====== Stored data

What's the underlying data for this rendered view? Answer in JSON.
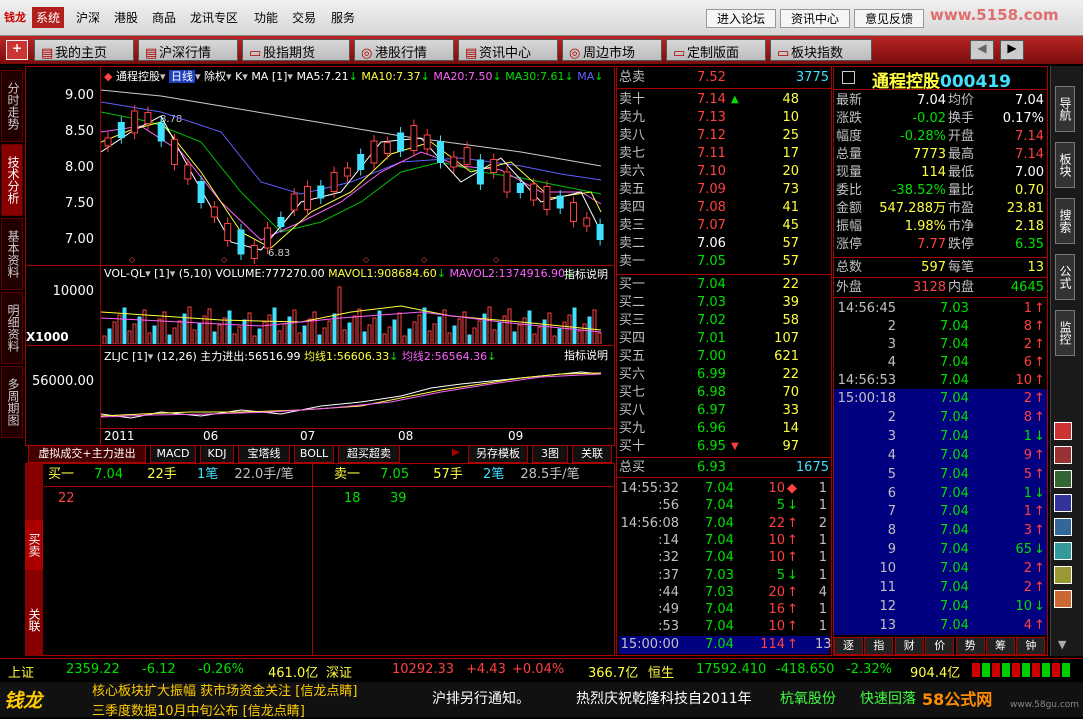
{
  "menubar": {
    "logo": "钱龙",
    "items": [
      "系统",
      "沪深",
      "港股",
      "商品",
      "龙讯专区",
      "功能",
      "交易",
      "服务"
    ],
    "right": [
      "进入论坛",
      "资讯中心",
      "意见反馈"
    ],
    "watermark": "www.5158.com"
  },
  "toolbar": [
    "我的主页",
    "沪深行情",
    "股指期货",
    "港股行情",
    "资讯中心",
    "周边市场",
    "定制版面",
    "板块指数"
  ],
  "left_tabs": [
    "分时走势",
    "技术分析",
    "基本资料",
    "明细资料",
    "多周期图"
  ],
  "kchart": {
    "header": [
      "通程控股",
      "日线",
      "除权",
      "K",
      "MA",
      "[1]",
      "MA5:7.21",
      "MA10:7.37",
      "MA20:7.50",
      "MA30:7.61",
      "MA"
    ],
    "y_labels": [
      "9.00",
      "8.50",
      "8.00",
      "7.50",
      "7.00"
    ],
    "hi_label": "8.78",
    "lo_label": "6.83"
  },
  "volchart": {
    "header": [
      "VOL-QL",
      "[1]",
      "(5,10)",
      "VOLUME:777270.00",
      "MAVOL1:908684.60",
      "MAVOL2:1374916.90"
    ],
    "explain": "指标说明",
    "y_label": "10000",
    "unit": "X1000"
  },
  "zljc": {
    "header": [
      "ZLJC",
      "[1]",
      "(12,26)",
      "主力进出:56516.99",
      "均线1:56606.33",
      "均线2:56564.36"
    ],
    "explain": "指标说明",
    "y_label": "56000.00"
  },
  "x_labels": [
    "2011",
    "06",
    "07",
    "08",
    "09"
  ],
  "bottom_tabs": [
    "虚拟成交+主力进出",
    "MACD",
    "KDJ",
    "宝塔线",
    "BOLL",
    "超买超卖",
    "另存模板",
    "3图",
    "关联"
  ],
  "left_small_tabs": [
    "买卖",
    "关联"
  ],
  "trade_left": {
    "label": "买一",
    "price": "7.04",
    "vol": "22手",
    "count": "1笔",
    "avg": "22.0手/笔",
    "detail": [
      "22"
    ]
  },
  "trade_right": {
    "label": "卖一",
    "price": "7.05",
    "vol": "57手",
    "count": "2笔",
    "avg": "28.5手/笔",
    "detail": [
      "18",
      "39"
    ]
  },
  "orderbook": {
    "sell_total": {
      "label": "总卖",
      "price": "7.52",
      "vol": "3775"
    },
    "sells": [
      [
        "卖十",
        "7.14",
        "48"
      ],
      [
        "卖九",
        "7.13",
        "10"
      ],
      [
        "卖八",
        "7.12",
        "25"
      ],
      [
        "卖七",
        "7.11",
        "17"
      ],
      [
        "卖六",
        "7.10",
        "20"
      ],
      [
        "卖五",
        "7.09",
        "73"
      ],
      [
        "卖四",
        "7.08",
        "41"
      ],
      [
        "卖三",
        "7.07",
        "45"
      ],
      [
        "卖二",
        "7.06",
        "57"
      ],
      [
        "卖一",
        "7.05",
        "57"
      ]
    ],
    "buys": [
      [
        "买一",
        "7.04",
        "22"
      ],
      [
        "买二",
        "7.03",
        "39"
      ],
      [
        "买三",
        "7.02",
        "58"
      ],
      [
        "买四",
        "7.01",
        "107"
      ],
      [
        "买五",
        "7.00",
        "621"
      ],
      [
        "买六",
        "6.99",
        "22"
      ],
      [
        "买七",
        "6.98",
        "70"
      ],
      [
        "买八",
        "6.97",
        "33"
      ],
      [
        "买九",
        "6.96",
        "14"
      ],
      [
        "买十",
        "6.95",
        "97"
      ]
    ],
    "buy_total": {
      "label": "总买",
      "price": "6.93",
      "vol": "1675"
    }
  },
  "ticks_mid": [
    [
      "14:55:32",
      "7.04",
      "10",
      "1"
    ],
    [
      ":56",
      "7.04",
      "5",
      "1"
    ],
    [
      "14:56:08",
      "7.04",
      "22",
      "2"
    ],
    [
      ":14",
      "7.04",
      "10",
      "1"
    ],
    [
      ":32",
      "7.04",
      "10",
      "1"
    ],
    [
      ":37",
      "7.03",
      "5",
      "1"
    ],
    [
      ":44",
      "7.03",
      "20",
      "4"
    ],
    [
      ":49",
      "7.04",
      "16",
      "1"
    ],
    [
      ":53",
      "7.04",
      "10",
      "1"
    ],
    [
      "15:00:00",
      "7.04",
      "114",
      "13"
    ]
  ],
  "stock": {
    "name": "通程控股",
    "code": "000419"
  },
  "quote": [
    [
      "最新",
      "7.04",
      "均价",
      "7.04"
    ],
    [
      "涨跌",
      "-0.02",
      "换手",
      "0.17%"
    ],
    [
      "幅度",
      "-0.28%",
      "开盘",
      "7.14"
    ],
    [
      "总量",
      "7773",
      "最高",
      "7.14"
    ],
    [
      "现量",
      "114",
      "最低",
      "7.00"
    ],
    [
      "委比",
      "-38.52%",
      "量比",
      "0.70"
    ],
    [
      "金额",
      "547.288万",
      "市盈",
      "23.81"
    ],
    [
      "振幅",
      "1.98%",
      "市净",
      "2.18"
    ],
    [
      "涨停",
      "7.77",
      "跌停",
      "6.35"
    ]
  ],
  "counts": {
    "zongshu_l": "总数",
    "zongshu_v": "597",
    "meibi_l": "每笔",
    "meibi_v": "13",
    "waipan_l": "外盘",
    "waipan_v": "3128",
    "neipan_l": "内盘",
    "neipan_v": "4645"
  },
  "ticks_right_top": [
    [
      "14:56:45",
      "7.03",
      "1"
    ],
    [
      "2",
      "7.04",
      "8"
    ],
    [
      "3",
      "7.04",
      "2"
    ],
    [
      "4",
      "7.04",
      "6"
    ],
    [
      "14:56:53",
      "7.04",
      "10"
    ]
  ],
  "ticks_right": [
    [
      "15:00:18",
      "7.04",
      "2"
    ],
    [
      "2",
      "7.04",
      "8"
    ],
    [
      "3",
      "7.04",
      "1"
    ],
    [
      "4",
      "7.04",
      "9"
    ],
    [
      "5",
      "7.04",
      "5"
    ],
    [
      "6",
      "7.04",
      "1"
    ],
    [
      "7",
      "7.04",
      "1"
    ],
    [
      "8",
      "7.04",
      "3"
    ],
    [
      "9",
      "7.04",
      "65"
    ],
    [
      "10",
      "7.04",
      "2"
    ],
    [
      "11",
      "7.04",
      "2"
    ],
    [
      "12",
      "7.04",
      "10"
    ],
    [
      "13",
      "7.04",
      "4"
    ]
  ],
  "right_btns": [
    "逐",
    "指",
    "财",
    "价",
    "势",
    "筹",
    "钟"
  ],
  "right_tabs": [
    "导航",
    "板块",
    "搜索",
    "公式",
    "监控"
  ],
  "status": [
    {
      "name": "上证",
      "price": "2359.22",
      "chg": "-6.12",
      "pct": "-0.26%",
      "amt": "461.0亿"
    },
    {
      "name": "深证",
      "price": "10292.33",
      "chg": "+4.43",
      "pct": "+0.04%",
      "amt": "366.7亿"
    },
    {
      "name": "恒生",
      "price": "17592.410",
      "chg": "-418.650",
      "pct": "-2.32%",
      "amt": "904.4亿"
    }
  ],
  "ticker": {
    "logo": "钱龙",
    "left1": "核心板块扩大振幅 获市场资金关注 [信龙点睛]",
    "left2": "三季度数据10月中旬公布 [信龙点睛]",
    "mid": "沪排另行通知。",
    "right": "热烈庆祝乾隆科技自2011年",
    "s1": "杭氧股份",
    "s2": "快速回落",
    "site": "58公式网",
    "url": "www.58gu.com"
  },
  "colors": {
    "up": "#ff4040",
    "down": "#00e000",
    "flat": "#ffffff",
    "accent": "#a00000",
    "highlight": "#000080"
  }
}
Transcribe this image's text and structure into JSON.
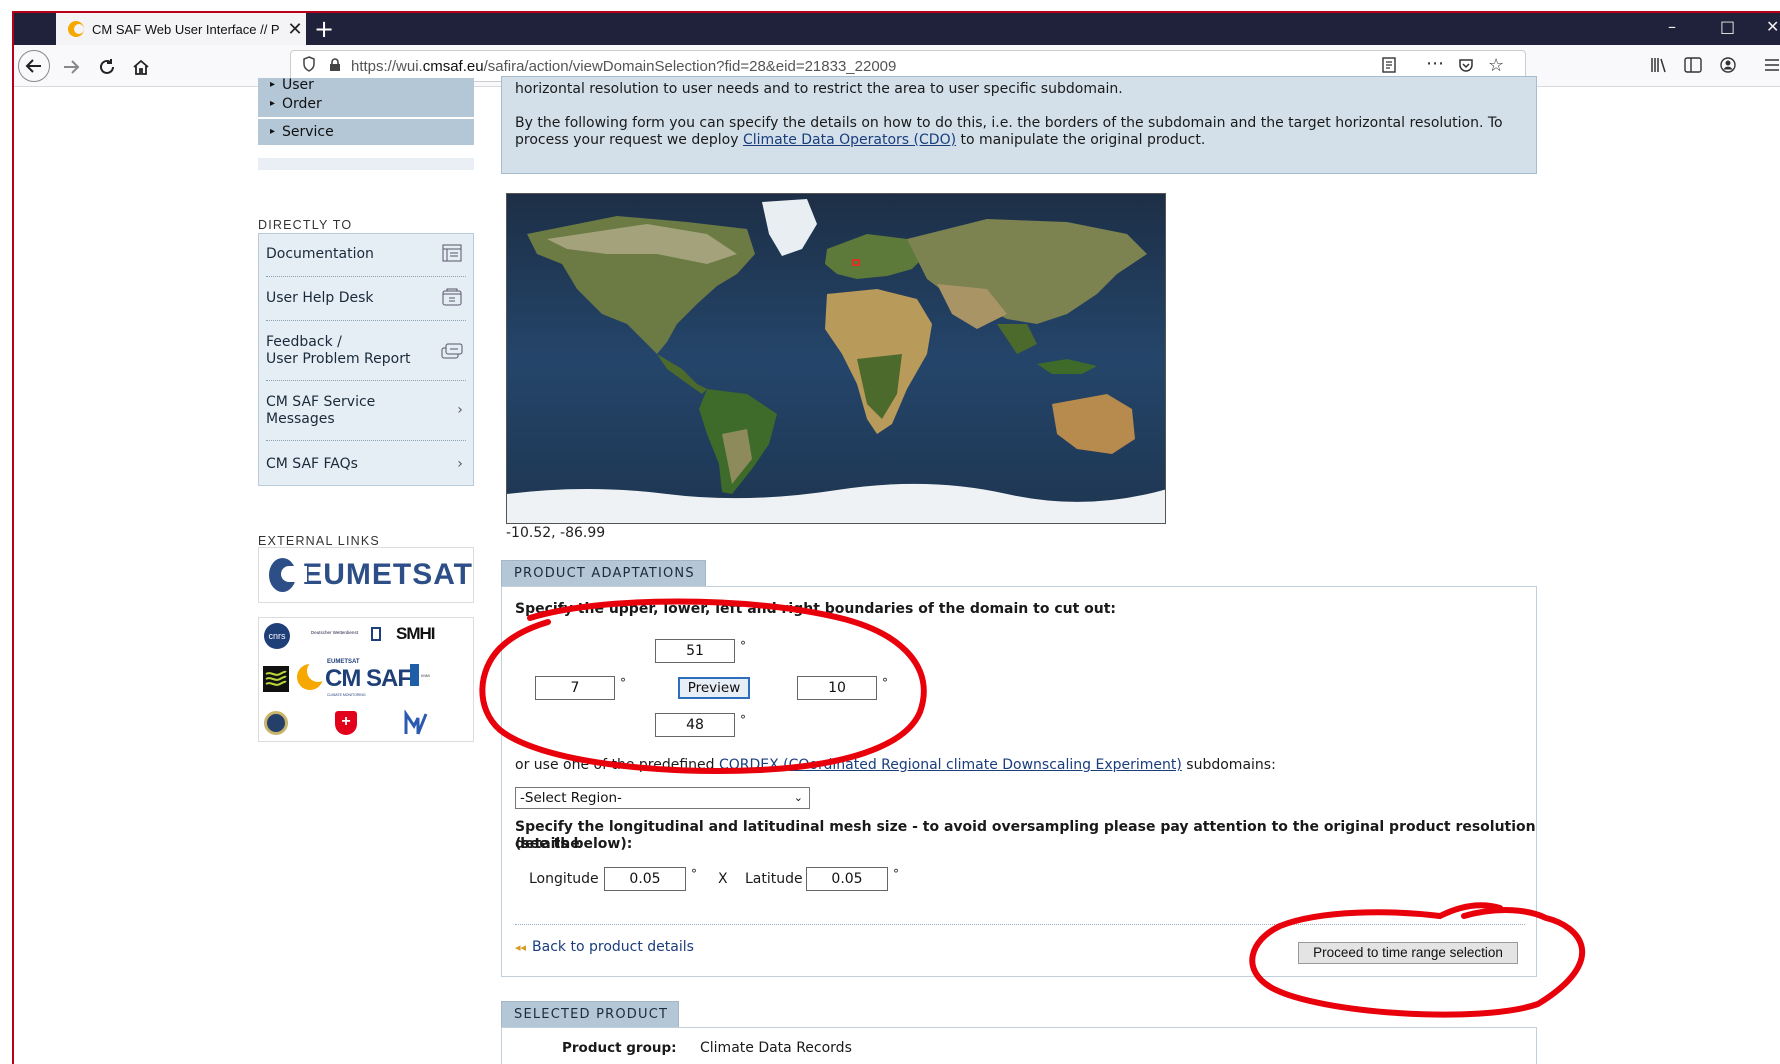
{
  "browser": {
    "tab_title": "CM SAF Web User Interface // P",
    "tab_close": "✕",
    "new_tab": "+",
    "url_prefix": "https://wui.",
    "url_domain": "cmsaf.eu",
    "url_path": "/safira/action/viewDomainSelection?fid=28&eid=21833_22009"
  },
  "sidebar": {
    "menu": [
      "User",
      "Order",
      "Service"
    ],
    "directly_to_label": "DIRECTLY TO",
    "directly_to": [
      {
        "label": "Documentation",
        "icon": "document-icon"
      },
      {
        "label": "User Help Desk",
        "icon": "helpdesk-icon"
      },
      {
        "label": "Feedback /",
        "label2": "User Problem Report",
        "icon": "feedback-icon"
      },
      {
        "label": "CM SAF Service",
        "label2": "Messages",
        "icon": "chevron-right-icon"
      },
      {
        "label": "CM SAF FAQs",
        "icon": "chevron-right-icon"
      }
    ],
    "chevron": "›",
    "external_links_label": "EXTERNAL LINKS",
    "eumetsat_logo_text": "EUMETSAT",
    "partner_logos": {
      "smhi": "SMHI",
      "cmsaf": "CM SAF",
      "cmsaf_top": "EUMETSAT",
      "cmsaf_sub": "CLIMATE MONITORING",
      "rmi": "RMI",
      "metoffice": "Met Office",
      "dwd": "Deutscher Wetterdienst",
      "knmi": "KNMI",
      "cnrs": "cnrs"
    }
  },
  "intro": {
    "line1": "horizontal resolution to user needs and to restrict the area to user specific subdomain.",
    "line2_a": "By the following form you can specify the details on how to do this, i.e. the borders of the subdomain and the target horizontal resolution. To",
    "line3_a": "process your request we deploy ",
    "line3_link": "Climate Data Operators (CDO)",
    "line3_b": " to manipulate the original product."
  },
  "map": {
    "coords": "-10.52, -86.99"
  },
  "adaptations": {
    "tab_label": "PRODUCT ADAPTATIONS",
    "instruction": "Specify the upper, lower, left and right boundaries of the domain to cut out:",
    "upper": "51",
    "lower": "48",
    "left": "7",
    "right": "10",
    "degree": "°",
    "preview_label": "Preview",
    "predefined_a": "or use one of the predefined ",
    "predefined_link_short": "CORDEX",
    "predefined_link_long": "(COordinated Regional climate Downscaling Experiment)",
    "predefined_b": " subdomains:",
    "select_region": "-Select Region-",
    "mesh_instruction_1": "Specify the longitudinal and latitudinal mesh size - to avoid oversampling please pay attention to the original product resolution (see the",
    "mesh_instruction_2": "details below):",
    "longitude_label": "Longitude",
    "longitude_value": "0.05",
    "x_label": "X",
    "latitude_label": "Latitude",
    "latitude_value": "0.05",
    "back_arrows": "◂◂",
    "back_link": "Back to product details",
    "proceed_label": "Proceed to time range selection"
  },
  "selected_product": {
    "tab_label": "SELECTED PRODUCT",
    "group_label": "Product group:",
    "group_value": "Climate Data Records"
  },
  "colors": {
    "menu_bg": "#b4c7d7",
    "panel_bg": "#d3e0ea",
    "annotation_red": "#e8000b",
    "link": "#1a3d7c"
  }
}
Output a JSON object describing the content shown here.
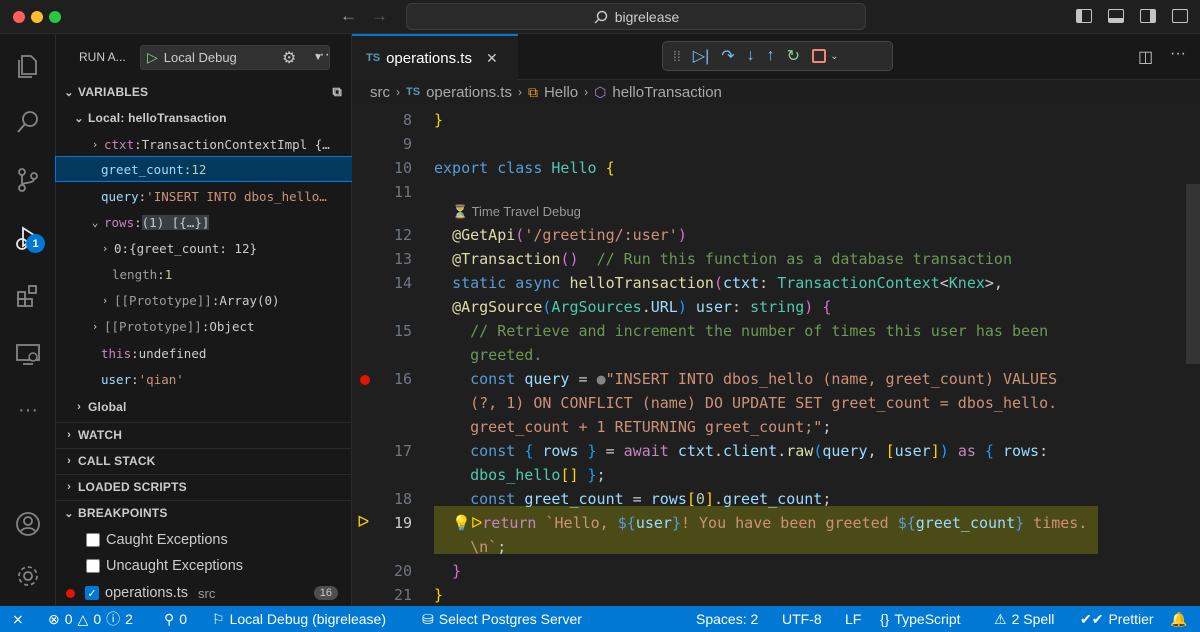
{
  "titlebar": {
    "search_text": "bigrelease"
  },
  "activity": {
    "debug_badge": "1"
  },
  "sidebar": {
    "run_label": "RUN A...",
    "config": "Local Debug",
    "variables_title": "VARIABLES",
    "local_scope": "Local: helloTransaction",
    "vars": [
      {
        "name": "ctxt",
        "value": "TransactionContextImpl {…"
      },
      {
        "name": "greet_count",
        "value": "12"
      },
      {
        "name": "query",
        "value": "'INSERT INTO dbos_hello…"
      },
      {
        "name": "rows",
        "value": "(1) [{…}]"
      },
      {
        "name": "0",
        "value": "{greet_count: 12}"
      },
      {
        "name": "length",
        "value": "1"
      },
      {
        "name": "[[Prototype]]",
        "value": "Array(0)"
      },
      {
        "name": "[[Prototype]]",
        "value": "Object"
      },
      {
        "name": "this",
        "value": "undefined"
      },
      {
        "name": "user",
        "value": "'qian'"
      }
    ],
    "global_scope": "Global",
    "watch": "WATCH",
    "call_stack": "CALL STACK",
    "loaded_scripts": "LOADED SCRIPTS",
    "breakpoints": "BREAKPOINTS",
    "bp_items": [
      {
        "label": "Caught Exceptions",
        "checked": false
      },
      {
        "label": "Uncaught Exceptions",
        "checked": false
      },
      {
        "label": "operations.ts",
        "checked": true,
        "dir": "src",
        "line": "16"
      }
    ]
  },
  "editor": {
    "tab": "operations.ts",
    "tab_lang": "TS",
    "breadcrumb": [
      "src",
      "operations.ts",
      "Hello",
      "helloTransaction"
    ],
    "codelens": "Time Travel Debug",
    "lines": [
      "8",
      "9",
      "10",
      "11",
      "12",
      "13",
      "14",
      "",
      "15",
      "",
      "16",
      "",
      "",
      "17",
      "",
      "18",
      "19",
      "",
      "20",
      "21"
    ]
  },
  "status": {
    "errors": "0",
    "warnings": "0",
    "info": "2",
    "ports": "0",
    "debug": "Local Debug (bigrelease)",
    "db": "Select Postgres Server",
    "spaces": "Spaces: 2",
    "encoding": "UTF-8",
    "eol": "LF",
    "language": "TypeScript",
    "spell": "2 Spell",
    "prettier": "Prettier"
  },
  "colors": {
    "accent": "#0078d4",
    "breakpoint": "#e51400",
    "current_line": "#4b4b18"
  }
}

============

#### Direction:
From the entries above, pull out each line that includes "upper".

#### Result of the exercise:
    "instruction": "Specify the upper, lower, left and right boundaries of the domain to cut out:",
    "upper": "51",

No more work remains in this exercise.